___ WORKING DATA ___
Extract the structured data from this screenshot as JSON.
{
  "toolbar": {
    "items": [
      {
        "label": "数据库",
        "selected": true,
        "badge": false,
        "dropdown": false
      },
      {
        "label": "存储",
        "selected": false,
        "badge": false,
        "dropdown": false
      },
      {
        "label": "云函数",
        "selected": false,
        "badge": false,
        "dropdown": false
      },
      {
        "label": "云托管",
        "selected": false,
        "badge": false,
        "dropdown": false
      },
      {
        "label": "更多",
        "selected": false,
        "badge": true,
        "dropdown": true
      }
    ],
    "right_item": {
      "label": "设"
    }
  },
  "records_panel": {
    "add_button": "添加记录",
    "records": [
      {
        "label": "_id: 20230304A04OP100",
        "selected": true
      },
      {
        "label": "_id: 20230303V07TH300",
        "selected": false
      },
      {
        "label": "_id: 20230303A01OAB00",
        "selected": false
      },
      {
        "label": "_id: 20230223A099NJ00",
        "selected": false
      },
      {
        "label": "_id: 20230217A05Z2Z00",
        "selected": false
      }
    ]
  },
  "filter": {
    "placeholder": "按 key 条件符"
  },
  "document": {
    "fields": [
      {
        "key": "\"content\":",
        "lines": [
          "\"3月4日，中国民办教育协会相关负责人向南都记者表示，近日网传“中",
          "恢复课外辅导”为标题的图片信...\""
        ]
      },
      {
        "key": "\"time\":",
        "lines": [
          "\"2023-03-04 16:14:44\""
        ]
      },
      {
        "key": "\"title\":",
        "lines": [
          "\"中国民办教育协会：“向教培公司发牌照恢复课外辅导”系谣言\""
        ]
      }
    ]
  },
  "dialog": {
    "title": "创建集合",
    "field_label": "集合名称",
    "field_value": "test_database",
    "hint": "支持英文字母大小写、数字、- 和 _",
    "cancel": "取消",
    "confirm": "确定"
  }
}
___
* STATED EXERCISE: Look over the listing. Pull out every line with the string "true" in it.

* FULL RESPONSE:
        "selected": true,
        "badge": true,
        "dropdown": true
        "selected": true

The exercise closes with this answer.